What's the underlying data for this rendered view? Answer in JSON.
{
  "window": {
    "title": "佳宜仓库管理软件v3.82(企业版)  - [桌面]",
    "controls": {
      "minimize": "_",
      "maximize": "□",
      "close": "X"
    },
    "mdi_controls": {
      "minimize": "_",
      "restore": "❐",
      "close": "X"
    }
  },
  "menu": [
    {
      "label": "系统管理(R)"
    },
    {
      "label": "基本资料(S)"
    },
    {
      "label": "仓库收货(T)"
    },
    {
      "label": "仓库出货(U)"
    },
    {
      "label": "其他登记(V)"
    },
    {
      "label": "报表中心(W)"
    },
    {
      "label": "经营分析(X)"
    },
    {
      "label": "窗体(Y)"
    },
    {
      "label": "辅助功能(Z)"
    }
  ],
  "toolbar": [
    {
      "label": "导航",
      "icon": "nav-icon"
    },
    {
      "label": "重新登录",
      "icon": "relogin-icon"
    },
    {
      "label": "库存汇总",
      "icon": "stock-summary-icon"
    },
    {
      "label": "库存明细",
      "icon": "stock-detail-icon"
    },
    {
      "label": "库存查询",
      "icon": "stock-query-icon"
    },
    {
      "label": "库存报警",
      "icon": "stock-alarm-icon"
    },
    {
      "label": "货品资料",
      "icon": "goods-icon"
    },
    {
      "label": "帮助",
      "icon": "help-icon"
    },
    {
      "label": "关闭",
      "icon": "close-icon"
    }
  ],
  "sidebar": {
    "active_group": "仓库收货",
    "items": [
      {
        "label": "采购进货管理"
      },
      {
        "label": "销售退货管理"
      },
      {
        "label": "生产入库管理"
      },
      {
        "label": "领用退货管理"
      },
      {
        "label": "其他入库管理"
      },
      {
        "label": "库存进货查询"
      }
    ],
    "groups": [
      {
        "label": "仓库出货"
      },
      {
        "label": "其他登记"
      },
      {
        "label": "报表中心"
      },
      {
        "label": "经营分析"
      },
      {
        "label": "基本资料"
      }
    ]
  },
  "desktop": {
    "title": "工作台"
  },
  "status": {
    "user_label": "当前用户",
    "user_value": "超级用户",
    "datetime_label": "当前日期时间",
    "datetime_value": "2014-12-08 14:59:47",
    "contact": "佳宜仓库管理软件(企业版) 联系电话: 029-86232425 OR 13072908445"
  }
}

▸ **TASK DIRECTIONS**
Copy each record from above exactly, and include every line.

▸ **RESULT**
What's the underlying data for this rendered view? Answer in JSON.
{
  "window": {
    "title": "佳宜仓库管理软件v3.82(企业版)  - [桌面]",
    "controls": {
      "minimize": "_",
      "maximize": "□",
      "close": "X"
    },
    "mdi_controls": {
      "minimize": "_",
      "restore": "❐",
      "close": "X"
    }
  },
  "menu": [
    {
      "label": "系统管理(R)"
    },
    {
      "label": "基本资料(S)"
    },
    {
      "label": "仓库收货(T)"
    },
    {
      "label": "仓库出货(U)"
    },
    {
      "label": "其他登记(V)"
    },
    {
      "label": "报表中心(W)"
    },
    {
      "label": "经营分析(X)"
    },
    {
      "label": "窗体(Y)"
    },
    {
      "label": "辅助功能(Z)"
    }
  ],
  "toolbar": [
    {
      "label": "导航",
      "icon": "nav-icon"
    },
    {
      "label": "重新登录",
      "icon": "relogin-icon"
    },
    {
      "label": "库存汇总",
      "icon": "stock-summary-icon"
    },
    {
      "label": "库存明细",
      "icon": "stock-detail-icon"
    },
    {
      "label": "库存查询",
      "icon": "stock-query-icon"
    },
    {
      "label": "库存报警",
      "icon": "stock-alarm-icon"
    },
    {
      "label": "货品资料",
      "icon": "goods-icon"
    },
    {
      "label": "帮助",
      "icon": "help-icon"
    },
    {
      "label": "关闭",
      "icon": "close-icon"
    }
  ],
  "sidebar": {
    "active_group": "仓库收货",
    "items": [
      {
        "label": "采购进货管理"
      },
      {
        "label": "销售退货管理"
      },
      {
        "label": "生产入库管理"
      },
      {
        "label": "领用退货管理"
      },
      {
        "label": "其他入库管理"
      },
      {
        "label": "库存进货查询"
      }
    ],
    "groups": [
      {
        "label": "仓库出货"
      },
      {
        "label": "其他登记"
      },
      {
        "label": "报表中心"
      },
      {
        "label": "经营分析"
      },
      {
        "label": "基本资料"
      }
    ]
  },
  "desktop": {
    "title": "工作台"
  },
  "status": {
    "user_label": "当前用户",
    "user_value": "超级用户",
    "datetime_label": "当前日期时间",
    "datetime_value": "2014-12-08 14:59:47",
    "contact": "佳宜仓库管理软件(企业版) 联系电话: 029-86232425 OR 13072908445"
  }
}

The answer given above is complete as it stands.